▸ **WRITTEN INSTRUCTION**
Take all the material and copy it exactly.

▸ **RECORDS**

********************

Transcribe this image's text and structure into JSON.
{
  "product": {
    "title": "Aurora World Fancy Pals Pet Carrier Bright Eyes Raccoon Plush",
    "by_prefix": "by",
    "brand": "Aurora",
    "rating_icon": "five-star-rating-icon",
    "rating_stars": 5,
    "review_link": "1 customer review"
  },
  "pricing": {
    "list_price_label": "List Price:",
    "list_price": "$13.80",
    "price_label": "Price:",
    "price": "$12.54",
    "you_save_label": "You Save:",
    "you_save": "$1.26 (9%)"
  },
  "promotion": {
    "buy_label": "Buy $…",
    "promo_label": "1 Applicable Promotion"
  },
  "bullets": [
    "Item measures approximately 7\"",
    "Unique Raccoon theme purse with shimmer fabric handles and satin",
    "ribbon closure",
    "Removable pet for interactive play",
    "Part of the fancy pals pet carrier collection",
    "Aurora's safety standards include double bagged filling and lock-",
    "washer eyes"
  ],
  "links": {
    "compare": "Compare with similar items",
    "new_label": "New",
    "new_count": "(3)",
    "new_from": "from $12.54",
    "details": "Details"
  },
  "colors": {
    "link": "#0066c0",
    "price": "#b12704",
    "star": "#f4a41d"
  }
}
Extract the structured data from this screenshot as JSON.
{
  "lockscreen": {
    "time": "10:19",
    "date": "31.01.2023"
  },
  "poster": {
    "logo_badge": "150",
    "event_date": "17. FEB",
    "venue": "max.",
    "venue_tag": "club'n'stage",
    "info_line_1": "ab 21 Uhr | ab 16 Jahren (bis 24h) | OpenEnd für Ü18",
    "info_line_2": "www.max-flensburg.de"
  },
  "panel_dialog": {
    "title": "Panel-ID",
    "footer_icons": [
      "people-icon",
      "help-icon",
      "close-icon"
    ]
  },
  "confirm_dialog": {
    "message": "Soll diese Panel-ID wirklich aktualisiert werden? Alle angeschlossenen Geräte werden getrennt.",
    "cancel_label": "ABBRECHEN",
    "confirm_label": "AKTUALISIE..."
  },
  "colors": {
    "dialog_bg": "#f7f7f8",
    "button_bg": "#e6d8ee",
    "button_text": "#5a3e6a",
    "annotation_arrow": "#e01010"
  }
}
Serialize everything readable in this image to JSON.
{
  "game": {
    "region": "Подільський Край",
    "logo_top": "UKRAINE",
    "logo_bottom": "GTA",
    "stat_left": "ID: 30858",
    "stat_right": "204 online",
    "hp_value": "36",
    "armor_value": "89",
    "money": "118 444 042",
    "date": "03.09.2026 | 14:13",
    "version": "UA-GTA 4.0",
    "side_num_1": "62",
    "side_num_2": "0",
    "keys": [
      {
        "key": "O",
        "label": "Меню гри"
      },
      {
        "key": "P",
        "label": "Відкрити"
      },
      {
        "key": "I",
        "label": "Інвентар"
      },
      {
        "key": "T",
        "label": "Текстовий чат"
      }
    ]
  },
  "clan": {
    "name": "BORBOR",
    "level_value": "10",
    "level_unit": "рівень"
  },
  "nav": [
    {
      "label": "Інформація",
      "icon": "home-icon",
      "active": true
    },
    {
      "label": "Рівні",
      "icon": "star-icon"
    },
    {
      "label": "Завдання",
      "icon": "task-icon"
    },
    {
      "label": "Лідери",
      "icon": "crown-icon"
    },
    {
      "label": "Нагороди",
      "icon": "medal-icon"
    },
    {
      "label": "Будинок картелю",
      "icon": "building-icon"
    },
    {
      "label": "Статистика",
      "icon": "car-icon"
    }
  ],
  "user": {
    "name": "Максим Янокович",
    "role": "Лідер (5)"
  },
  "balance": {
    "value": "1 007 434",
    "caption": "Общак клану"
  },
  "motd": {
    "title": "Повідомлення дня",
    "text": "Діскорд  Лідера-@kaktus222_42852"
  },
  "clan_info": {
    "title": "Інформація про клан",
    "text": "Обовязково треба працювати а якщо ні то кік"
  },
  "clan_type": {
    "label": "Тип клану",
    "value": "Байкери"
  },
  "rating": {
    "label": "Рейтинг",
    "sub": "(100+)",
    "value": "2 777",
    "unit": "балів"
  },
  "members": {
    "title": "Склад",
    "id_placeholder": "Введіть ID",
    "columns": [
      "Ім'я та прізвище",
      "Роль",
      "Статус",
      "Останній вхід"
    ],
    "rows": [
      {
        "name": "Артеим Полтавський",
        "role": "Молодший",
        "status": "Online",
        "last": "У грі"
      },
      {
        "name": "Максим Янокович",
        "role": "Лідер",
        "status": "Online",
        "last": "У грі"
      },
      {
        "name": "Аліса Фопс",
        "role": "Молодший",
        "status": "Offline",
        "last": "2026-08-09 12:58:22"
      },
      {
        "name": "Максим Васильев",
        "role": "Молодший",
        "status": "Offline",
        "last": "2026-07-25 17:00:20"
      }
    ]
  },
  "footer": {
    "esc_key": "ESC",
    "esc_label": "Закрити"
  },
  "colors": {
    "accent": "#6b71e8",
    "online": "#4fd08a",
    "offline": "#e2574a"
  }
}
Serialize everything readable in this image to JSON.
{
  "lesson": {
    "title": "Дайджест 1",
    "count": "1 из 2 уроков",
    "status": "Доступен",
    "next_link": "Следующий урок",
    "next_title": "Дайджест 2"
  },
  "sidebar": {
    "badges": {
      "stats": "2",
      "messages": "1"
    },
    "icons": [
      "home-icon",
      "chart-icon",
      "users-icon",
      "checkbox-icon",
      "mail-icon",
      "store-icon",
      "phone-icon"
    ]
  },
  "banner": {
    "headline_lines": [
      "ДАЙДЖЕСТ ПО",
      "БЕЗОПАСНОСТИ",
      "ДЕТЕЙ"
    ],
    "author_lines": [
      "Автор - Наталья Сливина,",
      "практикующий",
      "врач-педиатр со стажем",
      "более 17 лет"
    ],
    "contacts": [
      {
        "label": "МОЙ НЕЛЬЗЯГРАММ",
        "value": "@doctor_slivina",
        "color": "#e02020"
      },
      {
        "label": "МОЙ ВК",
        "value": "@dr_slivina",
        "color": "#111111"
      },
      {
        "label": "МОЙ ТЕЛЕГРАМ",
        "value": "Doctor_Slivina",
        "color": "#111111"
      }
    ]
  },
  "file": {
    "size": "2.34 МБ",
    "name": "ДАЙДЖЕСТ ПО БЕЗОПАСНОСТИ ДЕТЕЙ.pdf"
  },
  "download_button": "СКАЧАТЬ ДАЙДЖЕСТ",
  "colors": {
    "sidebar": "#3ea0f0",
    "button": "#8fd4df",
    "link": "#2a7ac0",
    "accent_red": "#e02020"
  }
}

********************

▸ **SOLUTION TO THIS PROBLEM**
Transcribe this image's text and structure into JSON.
{
  "product": {
    "title": "Aurora World Fancy Pals Pet Carrier Bright Eyes Raccoon Plush",
    "by_prefix": "by",
    "brand": "Aurora",
    "rating_icon": "five-star-rating-icon",
    "rating_stars": 5,
    "review_link": "1 customer review"
  },
  "pricing": {
    "list_price_label": "List Price:",
    "list_price": "$13.80",
    "price_label": "Price:",
    "price": "$12.54",
    "you_save_label": "You Save:",
    "you_save": "$1.26 (9%)"
  },
  "promotion": {
    "buy_label": "Buy $…",
    "promo_label": "1 Applicable Promotion"
  },
  "bullets": [
    "Item measures approximately 7\"",
    "Unique Raccoon theme purse with shimmer fabric handles and satin",
    "ribbon closure",
    "Removable pet for interactive play",
    "Part of the fancy pals pet carrier collection",
    "Aurora's safety standards include double bagged filling and lock-",
    "washer eyes"
  ],
  "links": {
    "compare": "Compare with similar items",
    "new_label": "New",
    "new_count": "(3)",
    "new_from": "from $12.54",
    "details": "Details"
  },
  "colors": {
    "link": "#0066c0",
    "price": "#b12704",
    "star": "#f4a41d"
  }
}
Extract the structured data from this screenshot as JSON.
{
  "lockscreen": {
    "time": "10:19",
    "date": "31.01.2023"
  },
  "poster": {
    "logo_badge": "150",
    "event_date": "17. FEB",
    "venue": "max.",
    "venue_tag": "club'n'stage",
    "info_line_1": "ab 21 Uhr | ab 16 Jahren (bis 24h) | OpenEnd für Ü18",
    "info_line_2": "www.max-flensburg.de"
  },
  "panel_dialog": {
    "title": "Panel-ID",
    "footer_icons": [
      "people-icon",
      "help-icon",
      "close-icon"
    ]
  },
  "confirm_dialog": {
    "message": "Soll diese Panel-ID wirklich aktualisiert werden? Alle angeschlossenen Geräte werden getrennt.",
    "cancel_label": "ABBRECHEN",
    "confirm_label": "AKTUALISIE..."
  },
  "colors": {
    "dialog_bg": "#f7f7f8",
    "button_bg": "#e6d8ee",
    "button_text": "#5a3e6a",
    "annotation_arrow": "#e01010"
  }
}
Serialize everything readable in this image to JSON.
{
  "game": {
    "region": "Подільський Край",
    "logo_top": "UKRAINE",
    "logo_bottom": "GTA",
    "stat_left": "ID: 30858",
    "stat_right": "204 online",
    "hp_value": "36",
    "armor_value": "89",
    "money": "118 444 042",
    "date": "03.09.2026 | 14:13",
    "version": "UA-GTA 4.0",
    "side_num_1": "62",
    "side_num_2": "0",
    "keys": [
      {
        "key": "O",
        "label": "Меню гри"
      },
      {
        "key": "P",
        "label": "Відкрити"
      },
      {
        "key": "I",
        "label": "Інвентар"
      },
      {
        "key": "T",
        "label": "Текстовий чат"
      }
    ]
  },
  "clan": {
    "name": "BORBOR",
    "level_value": "10",
    "level_unit": "рівень"
  },
  "nav": [
    {
      "label": "Інформація",
      "icon": "home-icon",
      "active": true
    },
    {
      "label": "Рівні",
      "icon": "star-icon"
    },
    {
      "label": "Завдання",
      "icon": "task-icon"
    },
    {
      "label": "Лідери",
      "icon": "crown-icon"
    },
    {
      "label": "Нагороди",
      "icon": "medal-icon"
    },
    {
      "label": "Будинок картелю",
      "icon": "building-icon"
    },
    {
      "label": "Статистика",
      "icon": "car-icon"
    }
  ],
  "user": {
    "name": "Максим Янокович",
    "role": "Лідер (5)"
  },
  "balance": {
    "value": "1 007 434",
    "caption": "Общак клану"
  },
  "motd": {
    "title": "Повідомлення дня",
    "text": "Діскорд  Лідера-@kaktus222_42852"
  },
  "clan_info": {
    "title": "Інформація про клан",
    "text": "Обовязково треба працювати а якщо ні то кік"
  },
  "clan_type": {
    "label": "Тип клану",
    "value": "Байкери"
  },
  "rating": {
    "label": "Рейтинг",
    "sub": "(100+)",
    "value": "2 777",
    "unit": "балів"
  },
  "members": {
    "title": "Склад",
    "id_placeholder": "Введіть ID",
    "columns": [
      "Ім'я та прізвище",
      "Роль",
      "Статус",
      "Останній вхід"
    ],
    "rows": [
      {
        "name": "Артеим Полтавський",
        "role": "Молодший",
        "status": "Online",
        "last": "У грі"
      },
      {
        "name": "Максим Янокович",
        "role": "Лідер",
        "status": "Online",
        "last": "У грі"
      },
      {
        "name": "Аліса Фопс",
        "role": "Молодший",
        "status": "Offline",
        "last": "2026-08-09 12:58:22"
      },
      {
        "name": "Максим Васильев",
        "role": "Молодший",
        "status": "Offline",
        "last": "2026-07-25 17:00:20"
      }
    ]
  },
  "footer": {
    "esc_key": "ESC",
    "esc_label": "Закрити"
  },
  "colors": {
    "accent": "#6b71e8",
    "online": "#4fd08a",
    "offline": "#e2574a"
  }
}
Serialize everything readable in this image to JSON.
{
  "lesson": {
    "title": "Дайджест 1",
    "count": "1 из 2 уроков",
    "status": "Доступен",
    "next_link": "Следующий урок",
    "next_title": "Дайджест 2"
  },
  "sidebar": {
    "badges": {
      "stats": "2",
      "messages": "1"
    },
    "icons": [
      "home-icon",
      "chart-icon",
      "users-icon",
      "checkbox-icon",
      "mail-icon",
      "store-icon",
      "phone-icon"
    ]
  },
  "banner": {
    "headline_lines": [
      "ДАЙДЖЕСТ ПО",
      "БЕЗОПАСНОСТИ",
      "ДЕТЕЙ"
    ],
    "author_lines": [
      "Автор - Наталья Сливина,",
      "практикующий",
      "врач-педиатр со стажем",
      "более 17 лет"
    ],
    "contacts": [
      {
        "label": "МОЙ НЕЛЬЗЯГРАММ",
        "value": "@doctor_slivina",
        "color": "#e02020"
      },
      {
        "label": "МОЙ ВК",
        "value": "@dr_slivina",
        "color": "#111111"
      },
      {
        "label": "МОЙ ТЕЛЕГРАМ",
        "value": "Doctor_Slivina",
        "color": "#111111"
      }
    ]
  },
  "file": {
    "size": "2.34 МБ",
    "name": "ДАЙДЖЕСТ ПО БЕЗОПАСНОСТИ ДЕТЕЙ.pdf"
  },
  "download_button": "СКАЧАТЬ ДАЙДЖЕСТ",
  "colors": {
    "sidebar": "#3ea0f0",
    "button": "#8fd4df",
    "link": "#2a7ac0",
    "accent_red": "#e02020"
  }
}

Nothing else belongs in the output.